■ WHAT YOU SHOULD DO: Repeat the material below exactly, with no pictures.
** begin INFORMATION SHOWN **
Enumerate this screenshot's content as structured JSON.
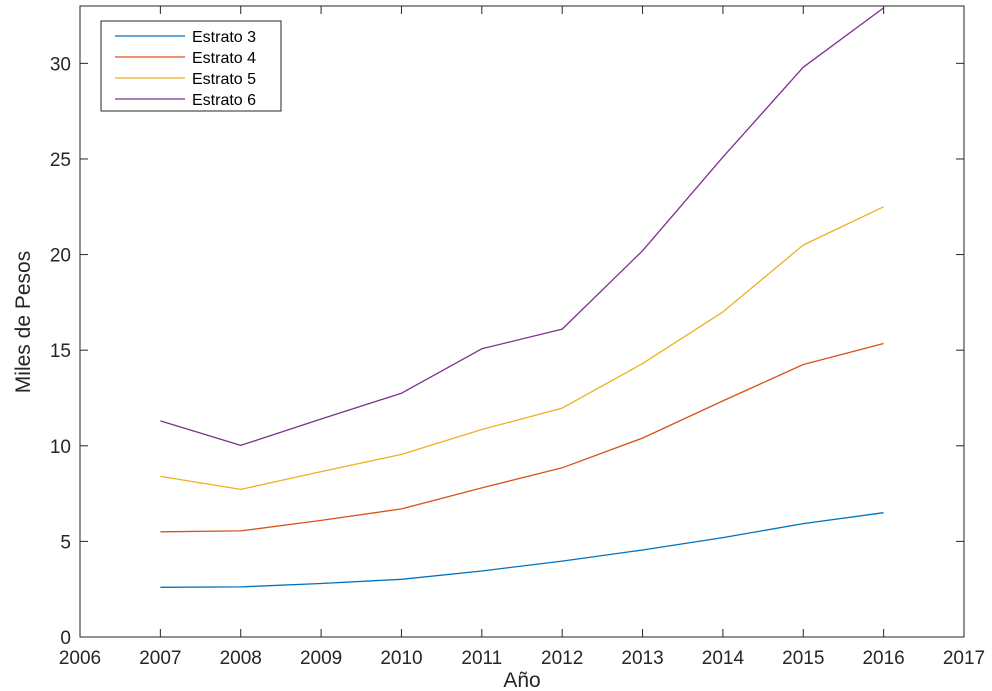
{
  "chart_data": {
    "type": "line",
    "title": "",
    "xlabel": "Año",
    "ylabel": "Miles de Pesos",
    "xlim": [
      2006,
      2017
    ],
    "ylim": [
      0,
      33
    ],
    "xticks": [
      2006,
      2007,
      2008,
      2009,
      2010,
      2011,
      2012,
      2013,
      2014,
      2015,
      2016,
      2017
    ],
    "yticks": [
      0,
      5,
      10,
      15,
      20,
      25,
      30
    ],
    "grid": false,
    "legend_position": "top-left",
    "x": [
      2007,
      2008,
      2009,
      2010,
      2011,
      2012,
      2013,
      2014,
      2015,
      2016
    ],
    "series": [
      {
        "name": "Estrato 3",
        "color": "#0072bd",
        "values": [
          2.6,
          2.62,
          2.8,
          3.02,
          3.45,
          3.97,
          4.55,
          5.2,
          5.93,
          6.5
        ]
      },
      {
        "name": "Estrato 4",
        "color": "#d95319",
        "values": [
          5.5,
          5.55,
          6.1,
          6.7,
          7.8,
          8.85,
          10.4,
          12.35,
          14.25,
          15.35
        ]
      },
      {
        "name": "Estrato 5",
        "color": "#edb120",
        "values": [
          8.4,
          7.72,
          8.65,
          9.55,
          10.85,
          11.97,
          14.3,
          17.0,
          20.5,
          22.5
        ]
      },
      {
        "name": "Estrato 6",
        "color": "#7e2f8e",
        "values": [
          11.3,
          10.02,
          11.4,
          12.75,
          15.07,
          16.1,
          20.2,
          25.1,
          29.8,
          32.9
        ]
      }
    ]
  }
}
** end INFORMATION SHOWN **
■ OUTPUT OF THE EXERCISE:
Enumerate this screenshot's content as structured JSON.
{
  "chart_data": {
    "type": "line",
    "title": "",
    "xlabel": "Año",
    "ylabel": "Miles de Pesos",
    "xlim": [
      2006,
      2017
    ],
    "ylim": [
      0,
      33
    ],
    "xticks": [
      2006,
      2007,
      2008,
      2009,
      2010,
      2011,
      2012,
      2013,
      2014,
      2015,
      2016,
      2017
    ],
    "yticks": [
      0,
      5,
      10,
      15,
      20,
      25,
      30
    ],
    "grid": false,
    "legend_position": "top-left",
    "x": [
      2007,
      2008,
      2009,
      2010,
      2011,
      2012,
      2013,
      2014,
      2015,
      2016
    ],
    "series": [
      {
        "name": "Estrato 3",
        "color": "#0072bd",
        "values": [
          2.6,
          2.62,
          2.8,
          3.02,
          3.45,
          3.97,
          4.55,
          5.2,
          5.93,
          6.5
        ]
      },
      {
        "name": "Estrato 4",
        "color": "#d95319",
        "values": [
          5.5,
          5.55,
          6.1,
          6.7,
          7.8,
          8.85,
          10.4,
          12.35,
          14.25,
          15.35
        ]
      },
      {
        "name": "Estrato 5",
        "color": "#edb120",
        "values": [
          8.4,
          7.72,
          8.65,
          9.55,
          10.85,
          11.97,
          14.3,
          17.0,
          20.5,
          22.5
        ]
      },
      {
        "name": "Estrato 6",
        "color": "#7e2f8e",
        "values": [
          11.3,
          10.02,
          11.4,
          12.75,
          15.07,
          16.1,
          20.2,
          25.1,
          29.8,
          32.9
        ]
      }
    ]
  }
}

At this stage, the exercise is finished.